> **Written problem**
Exactly as written, print each record in the listing.

--- START Records shown ---

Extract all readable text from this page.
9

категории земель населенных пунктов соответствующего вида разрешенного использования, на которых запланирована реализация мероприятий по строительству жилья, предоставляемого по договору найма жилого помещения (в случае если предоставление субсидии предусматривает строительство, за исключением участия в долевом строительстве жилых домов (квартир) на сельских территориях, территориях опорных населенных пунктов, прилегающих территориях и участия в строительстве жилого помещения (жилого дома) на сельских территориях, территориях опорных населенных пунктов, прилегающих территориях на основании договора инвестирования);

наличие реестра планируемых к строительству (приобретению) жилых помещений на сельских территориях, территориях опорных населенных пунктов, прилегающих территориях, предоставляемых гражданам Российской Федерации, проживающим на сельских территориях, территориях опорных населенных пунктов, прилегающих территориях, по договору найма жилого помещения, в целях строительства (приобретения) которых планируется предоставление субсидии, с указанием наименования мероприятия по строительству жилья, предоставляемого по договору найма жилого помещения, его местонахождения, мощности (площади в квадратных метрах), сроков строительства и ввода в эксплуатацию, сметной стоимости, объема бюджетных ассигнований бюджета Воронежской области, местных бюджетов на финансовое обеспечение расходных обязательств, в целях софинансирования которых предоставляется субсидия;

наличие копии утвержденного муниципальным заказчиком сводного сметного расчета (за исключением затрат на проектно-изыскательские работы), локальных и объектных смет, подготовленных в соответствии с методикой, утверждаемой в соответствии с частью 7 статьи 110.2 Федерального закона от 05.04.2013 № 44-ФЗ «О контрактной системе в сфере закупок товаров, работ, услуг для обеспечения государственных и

--- END Records shown ---

> **Output for this exercise**
Extract all readable text from this page.
9

категории земель населенных пунктов соответствующего вида разрешенного использования, на которых запланирована реализация мероприятий по строительству жилья, предоставляемого по договору найма жилого помещения (в случае если предоставление субсидии предусматривает строительство, за исключением участия в долевом строительстве жилых домов (квартир) на сельских территориях, территориях опорных населенных пунктов, прилегающих территориях и участия в строительстве жилого помещения (жилого дома) на сельских территориях, территориях опорных населенных пунктов, прилегающих территориях на основании договора инвестирования);

наличие реестра планируемых к строительству (приобретению) жилых помещений на сельских территориях, территориях опорных населенных пунктов, прилегающих территориях, предоставляемых гражданам Российской Федерации, проживающим на сельских территориях, территориях опорных населенных пунктов, прилегающих территориях, по договору найма жилого помещения, в целях строительства (приобретения) которых планируется предоставление субсидии, с указанием наименования мероприятия по строительству жилья, предоставляемого по договору найма жилого помещения, его местонахождения, мощности (площади в квадратных метрах), сроков строительства и ввода в эксплуатацию, сметной стоимости, объема бюджетных ассигнований бюджета Воронежской области, местных бюджетов на финансовое обеспечение расходных обязательств, в целях софинансирования которых предоставляется субсидия;

наличие копии утвержденного муниципальным заказчиком сводного сметного расчета (за исключением затрат на проектно-изыскательские работы), локальных и объектных смет, подготовленных в соответствии с методикой, утверждаемой в соответствии с частью 7 статьи 110.2 Федерального закона от 05.04.2013 № 44-ФЗ «О контрактной системе в сфере закупок товаров, работ, услуг для обеспечения государственных и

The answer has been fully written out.